# STATED TASK
Reproduce the listing exactly, with no pictures in your copy.

**** RECORDS PROVIDED ****

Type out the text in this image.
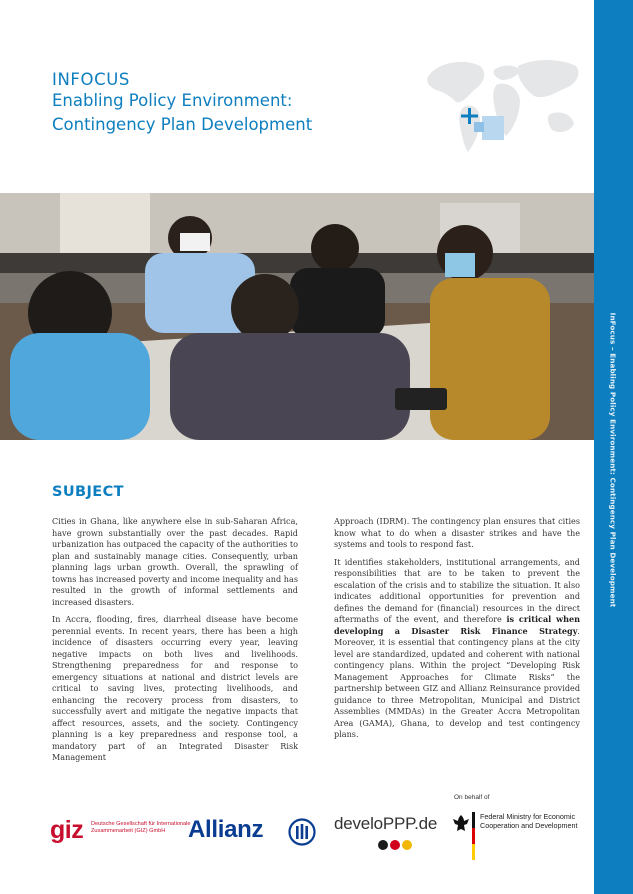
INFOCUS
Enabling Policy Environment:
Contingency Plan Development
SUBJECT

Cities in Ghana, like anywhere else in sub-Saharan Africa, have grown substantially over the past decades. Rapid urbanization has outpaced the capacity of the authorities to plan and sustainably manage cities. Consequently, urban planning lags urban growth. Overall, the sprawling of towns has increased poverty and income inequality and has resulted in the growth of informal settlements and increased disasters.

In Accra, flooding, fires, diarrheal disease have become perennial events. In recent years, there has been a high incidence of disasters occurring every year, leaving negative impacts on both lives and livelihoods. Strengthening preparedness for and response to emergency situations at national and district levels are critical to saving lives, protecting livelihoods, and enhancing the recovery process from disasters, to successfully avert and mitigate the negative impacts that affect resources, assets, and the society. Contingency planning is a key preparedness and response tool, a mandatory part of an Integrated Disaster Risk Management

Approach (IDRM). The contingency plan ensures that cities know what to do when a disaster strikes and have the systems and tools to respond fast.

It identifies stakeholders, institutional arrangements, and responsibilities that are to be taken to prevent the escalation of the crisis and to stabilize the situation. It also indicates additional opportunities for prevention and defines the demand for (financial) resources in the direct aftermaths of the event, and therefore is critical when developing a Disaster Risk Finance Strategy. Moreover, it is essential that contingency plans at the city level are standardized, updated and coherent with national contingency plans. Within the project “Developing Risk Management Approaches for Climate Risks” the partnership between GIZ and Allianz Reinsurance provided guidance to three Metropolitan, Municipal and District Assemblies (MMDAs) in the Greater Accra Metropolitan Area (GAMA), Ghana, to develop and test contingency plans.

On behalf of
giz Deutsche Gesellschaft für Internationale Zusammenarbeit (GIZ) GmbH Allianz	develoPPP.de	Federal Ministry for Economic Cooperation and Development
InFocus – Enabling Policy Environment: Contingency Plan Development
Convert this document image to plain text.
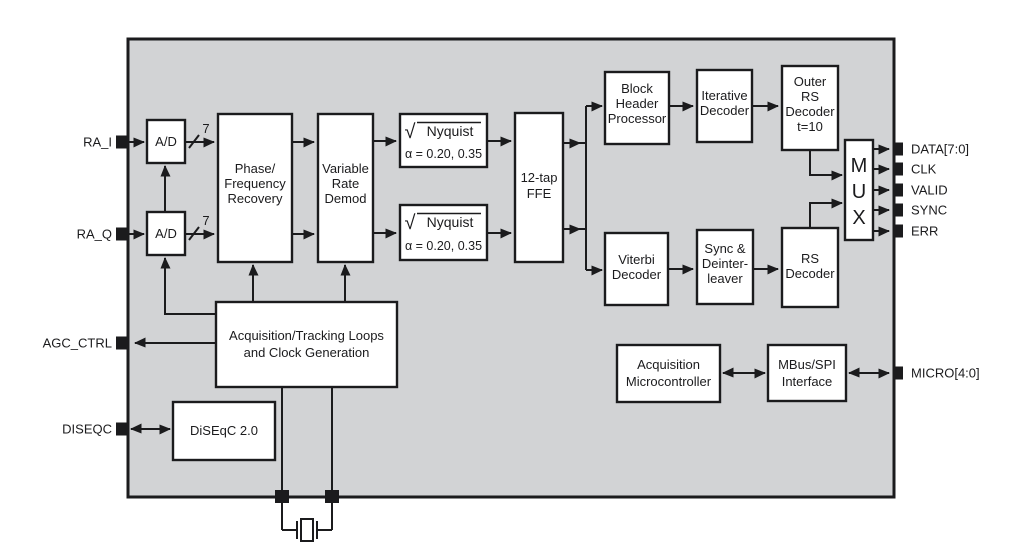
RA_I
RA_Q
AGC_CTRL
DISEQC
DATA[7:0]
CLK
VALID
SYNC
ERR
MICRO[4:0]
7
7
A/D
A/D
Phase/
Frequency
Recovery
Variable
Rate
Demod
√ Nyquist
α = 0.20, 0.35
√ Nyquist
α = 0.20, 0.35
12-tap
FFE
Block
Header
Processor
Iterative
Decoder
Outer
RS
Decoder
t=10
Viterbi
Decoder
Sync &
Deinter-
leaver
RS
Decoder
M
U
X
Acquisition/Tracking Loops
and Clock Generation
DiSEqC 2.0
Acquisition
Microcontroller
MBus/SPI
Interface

****

# SOLUTION TO THIS TASK
Type out the text in this image.
INFOCUS
Enabling Policy Environment:
Contingency Plan Development
SUBJECT

Cities in Ghana, like anywhere else in sub-Saharan Africa, have grown substantially over the past decades. Rapid urbanization has outpaced the capacity of the authorities to plan and sustainably manage cities. Consequently, urban planning lags urban growth. Overall, the sprawling of towns has increased poverty and income inequality and has resulted in the growth of informal settlements and increased disasters.

In Accra, flooding, fires, diarrheal disease have become perennial events. In recent years, there has been a high incidence of disasters occurring every year, leaving negative impacts on both lives and livelihoods. Strengthening preparedness for and response to emergency situations at national and district levels are critical to saving lives, protecting livelihoods, and enhancing the recovery process from disasters, to successfully avert and mitigate the negative impacts that affect resources, assets, and the society. Contingency planning is a key preparedness and response tool, a mandatory part of an Integrated Disaster Risk Management

Approach (IDRM). The contingency plan ensures that cities know what to do when a disaster strikes and have the systems and tools to respond fast.

It identifies stakeholders, institutional arrangements, and responsibilities that are to be taken to prevent the escalation of the crisis and to stabilize the situation. It also indicates additional opportunities for prevention and defines the demand for (financial) resources in the direct aftermaths of the event, and therefore is critical when developing a Disaster Risk Finance Strategy. Moreover, it is essential that contingency plans at the city level are standardized, updated and coherent with national contingency plans. Within the project “Developing Risk Management Approaches for Climate Risks” the partnership between GIZ and Allianz Reinsurance provided guidance to three Metropolitan, Municipal and District Assemblies (MMDAs) in the Greater Accra Metropolitan Area (GAMA), Ghana, to develop and test contingency plans.

On behalf of
giz Deutsche Gesellschaft für Internationale Zusammenarbeit (GIZ) GmbH Allianz	develoPPP.de	Federal Ministry for Economic Cooperation and Development
InFocus – Enabling Policy Environment: Contingency Plan Development
Convert this document image to plain text.
RA_I
RA_Q
AGC_CTRL
DISEQC
DATA[7:0]
CLK
VALID
SYNC
ERR
MICRO[4:0]
7
7
A/D
A/D
Phase/
Frequency
Recovery
Variable
Rate
Demod
√ Nyquist
α = 0.20, 0.35
√ Nyquist
α = 0.20, 0.35
12-tap
FFE
Block
Header
Processor
Iterative
Decoder
Outer
RS
Decoder
t=10
Viterbi
Decoder
Sync &
Deinter-
leaver
RS
Decoder
M
U
X
Acquisition/Tracking Loops
and Clock Generation
DiSEqC 2.0
Acquisition
Microcontroller
MBus/SPI
Interface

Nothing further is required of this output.